GIVEN PROBLEM
Keep only the lines that hold the string "顺势而为", filtering out the rest of the entries below.

Dataset items
════════

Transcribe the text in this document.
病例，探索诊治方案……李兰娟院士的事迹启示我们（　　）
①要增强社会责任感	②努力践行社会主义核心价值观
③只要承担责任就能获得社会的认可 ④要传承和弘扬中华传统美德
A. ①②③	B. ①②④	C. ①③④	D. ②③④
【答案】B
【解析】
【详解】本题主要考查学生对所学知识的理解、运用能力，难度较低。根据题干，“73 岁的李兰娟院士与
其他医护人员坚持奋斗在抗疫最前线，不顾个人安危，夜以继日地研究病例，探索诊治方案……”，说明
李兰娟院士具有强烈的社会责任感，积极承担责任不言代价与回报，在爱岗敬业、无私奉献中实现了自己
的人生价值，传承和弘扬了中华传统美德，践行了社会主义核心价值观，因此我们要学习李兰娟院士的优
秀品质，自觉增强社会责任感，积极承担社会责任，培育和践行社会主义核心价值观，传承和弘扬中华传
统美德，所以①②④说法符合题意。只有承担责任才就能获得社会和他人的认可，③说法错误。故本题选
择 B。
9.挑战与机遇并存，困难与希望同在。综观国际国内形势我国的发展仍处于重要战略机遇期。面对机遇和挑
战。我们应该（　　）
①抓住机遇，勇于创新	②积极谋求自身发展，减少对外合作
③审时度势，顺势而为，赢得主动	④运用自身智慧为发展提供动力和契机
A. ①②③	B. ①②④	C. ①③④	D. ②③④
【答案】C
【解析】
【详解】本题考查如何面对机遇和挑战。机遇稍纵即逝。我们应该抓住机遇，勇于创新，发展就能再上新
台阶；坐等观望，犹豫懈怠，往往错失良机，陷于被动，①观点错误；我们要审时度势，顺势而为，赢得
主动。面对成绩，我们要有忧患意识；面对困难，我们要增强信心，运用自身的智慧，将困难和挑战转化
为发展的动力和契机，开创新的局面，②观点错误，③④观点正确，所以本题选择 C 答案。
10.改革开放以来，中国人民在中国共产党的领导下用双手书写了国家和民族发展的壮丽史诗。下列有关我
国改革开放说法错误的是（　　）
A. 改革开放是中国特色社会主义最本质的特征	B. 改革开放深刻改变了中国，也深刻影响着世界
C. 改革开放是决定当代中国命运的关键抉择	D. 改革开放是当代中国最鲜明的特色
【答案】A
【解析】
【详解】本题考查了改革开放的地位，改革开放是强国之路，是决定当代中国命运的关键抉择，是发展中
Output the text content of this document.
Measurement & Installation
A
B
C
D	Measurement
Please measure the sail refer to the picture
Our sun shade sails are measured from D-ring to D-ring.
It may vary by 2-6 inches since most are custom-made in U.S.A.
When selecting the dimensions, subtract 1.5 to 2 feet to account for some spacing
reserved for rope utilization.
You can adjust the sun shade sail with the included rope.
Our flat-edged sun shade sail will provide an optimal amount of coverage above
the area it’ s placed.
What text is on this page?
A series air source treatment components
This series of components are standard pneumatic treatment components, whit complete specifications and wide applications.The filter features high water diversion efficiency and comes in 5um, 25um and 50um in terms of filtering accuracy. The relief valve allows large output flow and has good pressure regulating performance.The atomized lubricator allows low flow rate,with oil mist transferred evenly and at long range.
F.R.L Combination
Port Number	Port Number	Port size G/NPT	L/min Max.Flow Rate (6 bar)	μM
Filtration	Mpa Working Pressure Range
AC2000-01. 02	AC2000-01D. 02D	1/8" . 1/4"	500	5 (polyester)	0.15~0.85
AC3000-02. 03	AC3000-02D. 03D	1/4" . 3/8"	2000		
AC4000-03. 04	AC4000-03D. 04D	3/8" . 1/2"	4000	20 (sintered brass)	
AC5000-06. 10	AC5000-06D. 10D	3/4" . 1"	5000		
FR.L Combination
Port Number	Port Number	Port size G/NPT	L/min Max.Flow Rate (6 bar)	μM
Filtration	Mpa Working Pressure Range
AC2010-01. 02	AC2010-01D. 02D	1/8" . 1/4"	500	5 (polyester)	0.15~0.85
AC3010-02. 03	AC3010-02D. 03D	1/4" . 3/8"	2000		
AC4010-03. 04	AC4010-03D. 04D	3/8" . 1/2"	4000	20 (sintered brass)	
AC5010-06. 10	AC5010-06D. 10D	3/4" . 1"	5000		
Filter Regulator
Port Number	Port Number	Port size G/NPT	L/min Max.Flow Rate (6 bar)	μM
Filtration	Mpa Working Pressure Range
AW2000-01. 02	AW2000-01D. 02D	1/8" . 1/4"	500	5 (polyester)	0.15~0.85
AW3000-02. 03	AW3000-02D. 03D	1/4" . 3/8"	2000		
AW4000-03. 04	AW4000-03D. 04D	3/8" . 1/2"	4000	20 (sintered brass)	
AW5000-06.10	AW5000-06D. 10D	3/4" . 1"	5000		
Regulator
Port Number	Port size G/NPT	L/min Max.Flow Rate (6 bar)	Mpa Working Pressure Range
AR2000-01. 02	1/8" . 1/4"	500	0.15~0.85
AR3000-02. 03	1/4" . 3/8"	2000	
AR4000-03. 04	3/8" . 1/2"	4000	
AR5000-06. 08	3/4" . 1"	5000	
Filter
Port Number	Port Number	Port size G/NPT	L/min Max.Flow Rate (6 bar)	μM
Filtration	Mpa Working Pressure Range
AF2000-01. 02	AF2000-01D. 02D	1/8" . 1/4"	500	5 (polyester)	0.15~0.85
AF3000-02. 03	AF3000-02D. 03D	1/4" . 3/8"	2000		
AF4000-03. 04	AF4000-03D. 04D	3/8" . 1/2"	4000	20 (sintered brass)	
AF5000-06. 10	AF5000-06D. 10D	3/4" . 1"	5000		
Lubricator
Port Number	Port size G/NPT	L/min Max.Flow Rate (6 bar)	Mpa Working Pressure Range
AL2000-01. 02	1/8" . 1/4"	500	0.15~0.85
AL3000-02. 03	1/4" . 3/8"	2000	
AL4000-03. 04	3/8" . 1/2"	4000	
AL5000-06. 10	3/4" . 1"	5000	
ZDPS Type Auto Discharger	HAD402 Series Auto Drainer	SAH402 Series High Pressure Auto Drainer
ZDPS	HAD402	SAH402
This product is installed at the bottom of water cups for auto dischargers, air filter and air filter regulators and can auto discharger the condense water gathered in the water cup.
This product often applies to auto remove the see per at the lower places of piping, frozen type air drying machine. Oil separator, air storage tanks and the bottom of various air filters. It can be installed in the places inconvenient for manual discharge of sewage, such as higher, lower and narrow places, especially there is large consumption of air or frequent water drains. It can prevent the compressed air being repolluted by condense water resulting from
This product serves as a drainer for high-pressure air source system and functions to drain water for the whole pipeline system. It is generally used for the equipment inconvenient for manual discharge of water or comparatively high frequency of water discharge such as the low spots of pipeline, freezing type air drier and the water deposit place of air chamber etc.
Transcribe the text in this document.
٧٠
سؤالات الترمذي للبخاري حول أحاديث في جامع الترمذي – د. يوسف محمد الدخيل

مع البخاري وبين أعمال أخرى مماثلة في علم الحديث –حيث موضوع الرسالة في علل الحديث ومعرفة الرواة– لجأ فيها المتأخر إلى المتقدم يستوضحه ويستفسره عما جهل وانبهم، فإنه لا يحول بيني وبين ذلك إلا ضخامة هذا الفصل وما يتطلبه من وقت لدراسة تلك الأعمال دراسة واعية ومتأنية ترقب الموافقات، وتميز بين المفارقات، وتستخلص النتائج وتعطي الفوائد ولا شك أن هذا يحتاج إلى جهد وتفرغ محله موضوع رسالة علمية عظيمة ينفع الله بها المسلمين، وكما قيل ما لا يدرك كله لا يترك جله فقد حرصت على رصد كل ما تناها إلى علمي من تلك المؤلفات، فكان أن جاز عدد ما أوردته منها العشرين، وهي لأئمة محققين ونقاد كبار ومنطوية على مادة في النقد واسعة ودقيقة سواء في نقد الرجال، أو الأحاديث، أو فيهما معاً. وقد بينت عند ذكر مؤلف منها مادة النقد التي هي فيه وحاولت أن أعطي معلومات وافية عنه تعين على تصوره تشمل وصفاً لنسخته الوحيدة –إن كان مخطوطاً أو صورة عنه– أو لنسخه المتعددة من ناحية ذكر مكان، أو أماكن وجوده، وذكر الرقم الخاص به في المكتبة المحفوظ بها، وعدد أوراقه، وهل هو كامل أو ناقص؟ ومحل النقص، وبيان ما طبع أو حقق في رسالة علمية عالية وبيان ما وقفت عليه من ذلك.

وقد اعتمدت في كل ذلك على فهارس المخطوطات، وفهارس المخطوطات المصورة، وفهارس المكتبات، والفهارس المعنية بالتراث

════════

WRITTEN ANSWER
③审时度势，顺势而为，赢得主动	④运用自身智慧为发展提供动力和契机
台阶；坐等观望，犹豫懈怠，往往错失良机，陷于被动，①观点错误；我们要审时度势，顺势而为，赢得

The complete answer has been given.